◆ **Task brief**
Pull out every line in the data that has the string "procédés" in it.

Dataset excerpt:
** begin **
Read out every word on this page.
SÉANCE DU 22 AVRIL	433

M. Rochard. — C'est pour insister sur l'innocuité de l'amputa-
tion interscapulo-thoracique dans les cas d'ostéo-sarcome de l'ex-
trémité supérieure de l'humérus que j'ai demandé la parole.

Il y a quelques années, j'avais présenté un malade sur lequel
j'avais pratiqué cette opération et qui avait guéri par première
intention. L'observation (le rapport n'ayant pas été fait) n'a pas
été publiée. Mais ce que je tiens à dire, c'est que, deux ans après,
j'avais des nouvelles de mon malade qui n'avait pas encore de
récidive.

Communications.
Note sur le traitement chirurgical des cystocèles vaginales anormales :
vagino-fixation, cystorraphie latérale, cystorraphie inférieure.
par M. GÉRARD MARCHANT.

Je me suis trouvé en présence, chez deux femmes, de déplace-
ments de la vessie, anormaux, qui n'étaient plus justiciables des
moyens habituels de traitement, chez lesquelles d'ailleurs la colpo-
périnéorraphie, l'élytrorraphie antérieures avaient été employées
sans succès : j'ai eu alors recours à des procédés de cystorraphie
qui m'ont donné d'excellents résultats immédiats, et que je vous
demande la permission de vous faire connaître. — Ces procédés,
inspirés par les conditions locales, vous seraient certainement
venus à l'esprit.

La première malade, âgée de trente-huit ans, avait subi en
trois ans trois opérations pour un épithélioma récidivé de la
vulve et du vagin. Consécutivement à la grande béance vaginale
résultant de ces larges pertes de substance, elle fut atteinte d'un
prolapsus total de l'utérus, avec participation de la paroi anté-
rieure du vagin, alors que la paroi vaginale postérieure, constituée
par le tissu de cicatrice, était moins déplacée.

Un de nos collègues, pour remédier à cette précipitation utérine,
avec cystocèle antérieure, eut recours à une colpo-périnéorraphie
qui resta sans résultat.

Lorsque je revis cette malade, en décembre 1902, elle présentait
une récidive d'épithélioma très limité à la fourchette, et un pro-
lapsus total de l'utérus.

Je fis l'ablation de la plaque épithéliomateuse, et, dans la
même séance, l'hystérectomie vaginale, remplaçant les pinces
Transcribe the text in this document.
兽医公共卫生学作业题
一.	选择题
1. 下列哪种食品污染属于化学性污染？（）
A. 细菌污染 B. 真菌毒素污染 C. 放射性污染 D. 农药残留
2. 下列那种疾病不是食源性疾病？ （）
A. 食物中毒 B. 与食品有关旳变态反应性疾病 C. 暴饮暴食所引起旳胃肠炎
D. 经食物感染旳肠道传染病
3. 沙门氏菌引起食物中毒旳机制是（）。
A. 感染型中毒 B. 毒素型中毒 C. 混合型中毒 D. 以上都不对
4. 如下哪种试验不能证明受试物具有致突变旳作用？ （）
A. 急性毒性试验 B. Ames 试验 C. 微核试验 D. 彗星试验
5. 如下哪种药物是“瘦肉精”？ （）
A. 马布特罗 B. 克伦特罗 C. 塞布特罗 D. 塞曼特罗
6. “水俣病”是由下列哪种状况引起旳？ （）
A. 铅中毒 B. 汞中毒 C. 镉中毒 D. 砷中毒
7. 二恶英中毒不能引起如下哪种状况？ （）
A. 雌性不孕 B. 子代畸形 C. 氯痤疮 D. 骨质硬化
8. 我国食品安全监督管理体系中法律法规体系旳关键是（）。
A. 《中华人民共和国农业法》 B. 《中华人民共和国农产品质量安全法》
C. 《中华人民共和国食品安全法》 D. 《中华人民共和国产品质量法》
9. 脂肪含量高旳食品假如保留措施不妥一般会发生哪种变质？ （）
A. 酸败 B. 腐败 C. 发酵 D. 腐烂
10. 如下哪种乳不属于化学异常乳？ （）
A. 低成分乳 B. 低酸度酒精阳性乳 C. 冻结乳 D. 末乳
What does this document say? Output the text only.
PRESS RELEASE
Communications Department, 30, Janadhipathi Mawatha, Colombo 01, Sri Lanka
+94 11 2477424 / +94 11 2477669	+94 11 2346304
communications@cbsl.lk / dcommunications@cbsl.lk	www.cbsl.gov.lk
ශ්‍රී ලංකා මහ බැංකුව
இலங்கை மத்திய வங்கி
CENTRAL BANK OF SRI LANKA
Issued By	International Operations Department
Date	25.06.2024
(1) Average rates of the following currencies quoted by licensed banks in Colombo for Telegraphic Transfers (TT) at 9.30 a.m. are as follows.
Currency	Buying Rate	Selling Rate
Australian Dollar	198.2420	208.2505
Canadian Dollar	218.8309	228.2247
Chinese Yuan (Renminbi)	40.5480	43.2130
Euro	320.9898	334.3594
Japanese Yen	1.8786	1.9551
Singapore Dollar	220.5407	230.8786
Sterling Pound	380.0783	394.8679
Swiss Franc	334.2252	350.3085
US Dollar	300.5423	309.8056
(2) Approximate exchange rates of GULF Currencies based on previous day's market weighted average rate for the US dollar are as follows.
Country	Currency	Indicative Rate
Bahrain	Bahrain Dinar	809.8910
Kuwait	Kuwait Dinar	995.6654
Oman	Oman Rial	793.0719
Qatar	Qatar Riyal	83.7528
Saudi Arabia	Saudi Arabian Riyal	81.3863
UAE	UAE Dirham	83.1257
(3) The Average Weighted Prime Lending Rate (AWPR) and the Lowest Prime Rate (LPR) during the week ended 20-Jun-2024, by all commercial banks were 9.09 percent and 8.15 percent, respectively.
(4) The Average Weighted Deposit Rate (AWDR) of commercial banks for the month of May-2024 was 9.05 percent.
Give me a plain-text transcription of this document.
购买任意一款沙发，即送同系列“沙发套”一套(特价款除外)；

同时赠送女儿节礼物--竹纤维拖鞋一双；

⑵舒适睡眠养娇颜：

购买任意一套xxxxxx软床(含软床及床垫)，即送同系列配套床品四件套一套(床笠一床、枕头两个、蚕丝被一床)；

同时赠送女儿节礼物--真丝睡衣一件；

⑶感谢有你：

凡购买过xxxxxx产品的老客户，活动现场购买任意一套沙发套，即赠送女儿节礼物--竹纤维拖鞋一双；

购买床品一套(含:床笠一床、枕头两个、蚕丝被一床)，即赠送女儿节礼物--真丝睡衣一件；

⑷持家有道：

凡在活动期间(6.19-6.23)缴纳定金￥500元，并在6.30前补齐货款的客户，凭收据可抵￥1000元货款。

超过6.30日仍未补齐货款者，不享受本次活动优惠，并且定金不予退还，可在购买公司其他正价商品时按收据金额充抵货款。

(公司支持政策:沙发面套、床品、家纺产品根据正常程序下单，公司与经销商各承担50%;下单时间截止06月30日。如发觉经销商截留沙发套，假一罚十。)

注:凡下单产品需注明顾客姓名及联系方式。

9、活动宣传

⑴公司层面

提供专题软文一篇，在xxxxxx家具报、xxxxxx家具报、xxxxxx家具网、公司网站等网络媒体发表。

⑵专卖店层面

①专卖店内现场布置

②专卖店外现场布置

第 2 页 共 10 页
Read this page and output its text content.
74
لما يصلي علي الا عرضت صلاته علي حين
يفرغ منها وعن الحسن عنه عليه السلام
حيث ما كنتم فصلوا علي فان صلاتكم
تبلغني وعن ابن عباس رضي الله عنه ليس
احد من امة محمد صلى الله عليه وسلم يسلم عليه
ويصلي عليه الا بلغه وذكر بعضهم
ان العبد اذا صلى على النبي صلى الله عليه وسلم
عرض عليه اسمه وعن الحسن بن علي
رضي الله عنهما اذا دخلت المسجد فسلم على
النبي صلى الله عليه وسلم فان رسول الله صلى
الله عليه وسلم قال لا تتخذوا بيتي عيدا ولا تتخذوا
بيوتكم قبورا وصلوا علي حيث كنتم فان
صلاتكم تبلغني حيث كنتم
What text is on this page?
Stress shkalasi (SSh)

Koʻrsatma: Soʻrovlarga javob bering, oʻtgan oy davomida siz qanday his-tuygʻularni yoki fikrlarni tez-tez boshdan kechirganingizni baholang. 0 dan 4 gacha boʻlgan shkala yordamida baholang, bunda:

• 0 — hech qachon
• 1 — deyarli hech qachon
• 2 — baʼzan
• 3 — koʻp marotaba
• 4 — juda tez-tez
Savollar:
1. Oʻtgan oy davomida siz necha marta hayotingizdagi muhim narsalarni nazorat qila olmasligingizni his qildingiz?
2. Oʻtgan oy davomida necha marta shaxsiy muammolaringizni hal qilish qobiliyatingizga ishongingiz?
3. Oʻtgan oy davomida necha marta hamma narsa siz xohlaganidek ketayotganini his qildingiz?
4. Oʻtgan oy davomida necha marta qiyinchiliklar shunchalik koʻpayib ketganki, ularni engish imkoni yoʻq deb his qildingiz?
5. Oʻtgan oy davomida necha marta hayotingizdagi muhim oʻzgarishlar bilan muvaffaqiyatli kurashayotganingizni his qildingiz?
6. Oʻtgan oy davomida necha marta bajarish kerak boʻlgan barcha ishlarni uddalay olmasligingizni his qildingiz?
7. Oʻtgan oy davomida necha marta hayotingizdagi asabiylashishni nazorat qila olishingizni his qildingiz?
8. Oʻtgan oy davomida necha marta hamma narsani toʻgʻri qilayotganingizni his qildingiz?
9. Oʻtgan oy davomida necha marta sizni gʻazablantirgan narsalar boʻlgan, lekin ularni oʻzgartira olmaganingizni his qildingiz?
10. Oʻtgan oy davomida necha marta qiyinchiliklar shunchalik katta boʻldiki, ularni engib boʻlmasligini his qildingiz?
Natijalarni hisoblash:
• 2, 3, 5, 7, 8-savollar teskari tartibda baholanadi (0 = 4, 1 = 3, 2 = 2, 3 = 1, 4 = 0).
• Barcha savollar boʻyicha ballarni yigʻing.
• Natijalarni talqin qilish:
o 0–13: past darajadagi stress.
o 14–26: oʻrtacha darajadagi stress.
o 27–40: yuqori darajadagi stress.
** end **
◆ **Full output**
sans succès : j'ai eu alors recours à des procédés de cystorraphie
demande la permission de vous faire connaître. — Ces procédés,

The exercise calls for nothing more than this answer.